- **PROVIDED DATA**:
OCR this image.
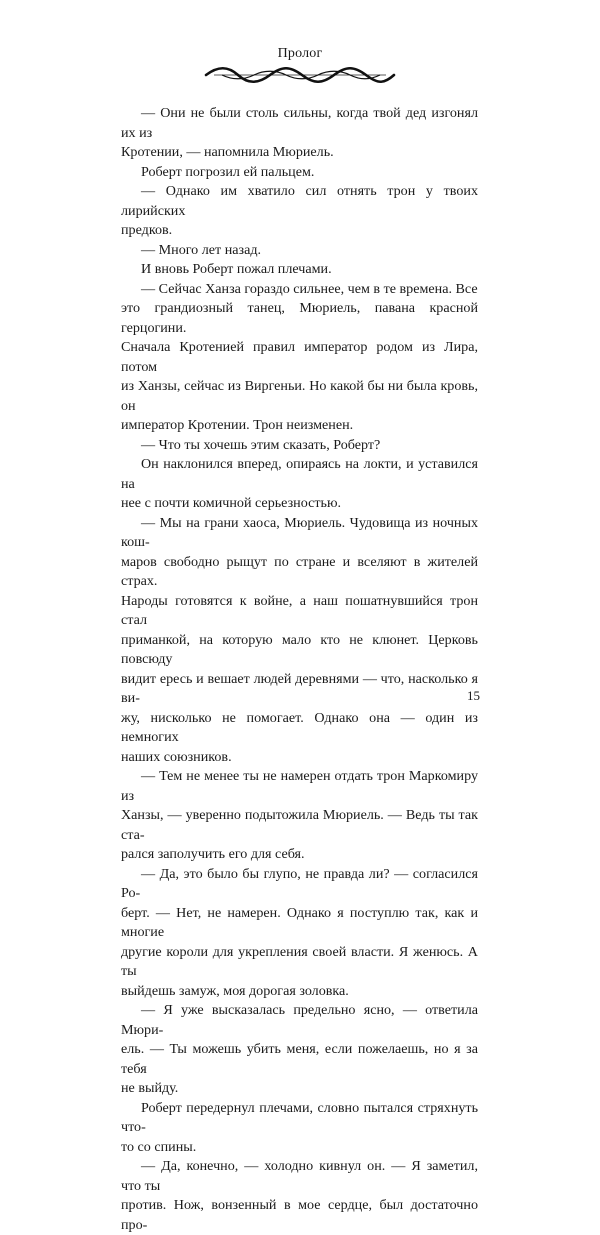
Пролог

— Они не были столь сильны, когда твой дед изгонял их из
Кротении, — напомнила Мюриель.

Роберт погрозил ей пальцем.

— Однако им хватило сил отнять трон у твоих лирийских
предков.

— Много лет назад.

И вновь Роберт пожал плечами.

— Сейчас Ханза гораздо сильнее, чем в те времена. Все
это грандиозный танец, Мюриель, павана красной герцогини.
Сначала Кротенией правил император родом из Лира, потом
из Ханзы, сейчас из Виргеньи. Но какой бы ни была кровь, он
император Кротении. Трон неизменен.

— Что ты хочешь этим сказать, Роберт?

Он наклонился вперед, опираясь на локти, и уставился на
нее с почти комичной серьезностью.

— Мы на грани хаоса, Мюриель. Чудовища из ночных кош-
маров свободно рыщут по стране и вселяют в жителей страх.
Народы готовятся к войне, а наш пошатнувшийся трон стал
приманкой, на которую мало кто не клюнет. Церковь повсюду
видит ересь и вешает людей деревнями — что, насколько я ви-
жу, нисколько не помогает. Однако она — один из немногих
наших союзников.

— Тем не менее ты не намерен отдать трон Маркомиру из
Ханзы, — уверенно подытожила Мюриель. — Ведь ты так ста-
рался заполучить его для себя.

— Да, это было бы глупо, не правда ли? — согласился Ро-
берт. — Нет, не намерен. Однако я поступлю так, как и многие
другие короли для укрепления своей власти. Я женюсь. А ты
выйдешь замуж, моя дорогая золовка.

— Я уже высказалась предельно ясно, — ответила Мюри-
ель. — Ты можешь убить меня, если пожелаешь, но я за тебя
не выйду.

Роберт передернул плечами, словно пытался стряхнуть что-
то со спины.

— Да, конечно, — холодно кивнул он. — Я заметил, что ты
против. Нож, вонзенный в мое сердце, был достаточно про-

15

- **GOAL**: Search the data for "Мюриель" and list every line in which it occurs.

- **EXERCISE RESPONSE**:
Кротении, — напомнила Мюриель.
это грандиозный танец, Мюриель, павана красной герцогини.
— Мы на грани хаоса, Мюриель. Чудовища из ночных кош-
Ханзы, — уверенно подытожила Мюриель. — Ведь ты так ста-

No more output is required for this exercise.